Problem statement: Quote all lines below exactly. Images stay out.

Raw records:
• • • • • • •

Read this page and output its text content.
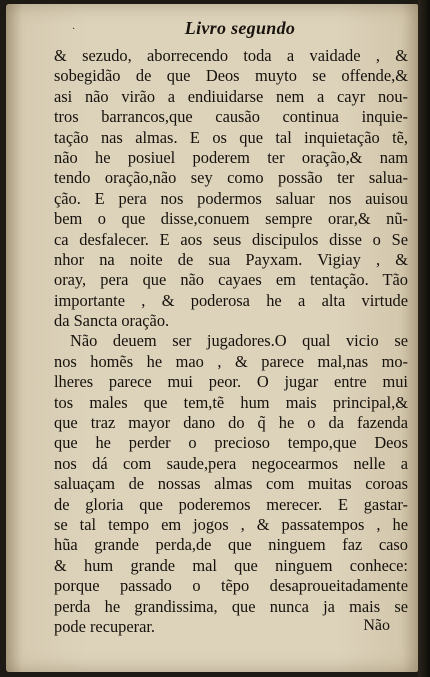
·	Livro segundo
& sezudo, aborrecendo toda a vaidade , &
sobegidão de que Deos muyto se offende,&
asi não virão a endiuidarse nem a cayr nou-
tros barrancos,que causão continua inquie-
tação nas almas. E os que tal inquietação tẽ,
não he posiuel poderem ter oração,& nam
tendo oração,não sey como possão ter salua-
ção. E pera nos podermos saluar nos auisou
bem o que disse,conuem sempre orar,& nũ-
ca desfalecer. E aos seus discipulos disse o Se
nhor na noite de sua Payxam. Vigiay , &
oray, pera que não cayaes em tentação. Tão
importante , & poderosa he a alta virtude
da Sancta oração.
Não deuem ser jugadores.O qual vicio se
nos homẽs he mao , & parece mal,nas mo-
lheres parece mui peor. O jugar entre mui
tos males que tem,tẽ hum mais principal,&
que traz mayor dano do q̃ he o da fazenda
que he perder o precioso tempo,que Deos
nos dá com saude,pera negocearmos nelle a
saluaçam de nossas almas com muitas coroas
de gloria que poderemos merecer. E gastar-
se tal tempo em jogos , & passatempos , he
hũa grande perda,de que ninguem faz caso
& hum grande mal que ninguem conhece:
porque passado o tẽpo desaproueitadamente
perda he grandissima, que nunca ja mais se
pode recuperar.	Não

• • • • • • •

Full answer:
Read this page and output its text content.
·	Livro segundo
& sezudo, aborrecendo toda a vaidade , &
sobegidão de que Deos muyto se offende,&
asi não virão a endiuidarse nem a cayr nou-
tros barrancos,que causão continua inquie-
tação nas almas. E os que tal inquietação tẽ,
não he posiuel poderem ter oração,& nam
tendo oração,não sey como possão ter salua-
ção. E pera nos podermos saluar nos auisou
bem o que disse,conuem sempre orar,& nũ-
ca desfalecer. E aos seus discipulos disse o Se
nhor na noite de sua Payxam. Vigiay , &
oray, pera que não cayaes em tentação. Tão
importante , & poderosa he a alta virtude
da Sancta oração.
Não deuem ser jugadores.O qual vicio se
nos homẽs he mao , & parece mal,nas mo-
lheres parece mui peor. O jugar entre mui
tos males que tem,tẽ hum mais principal,&
que traz mayor dano do q̃ he o da fazenda
que he perder o precioso tempo,que Deos
nos dá com saude,pera negocearmos nelle a
saluaçam de nossas almas com muitas coroas
de gloria que poderemos merecer. E gastar-
se tal tempo em jogos , & passatempos , he
hũa grande perda,de que ninguem faz caso
& hum grande mal que ninguem conhece:
porque passado o tẽpo desaproueitadamente
perda he grandissima, que nunca ja mais se
pode recuperar.	Não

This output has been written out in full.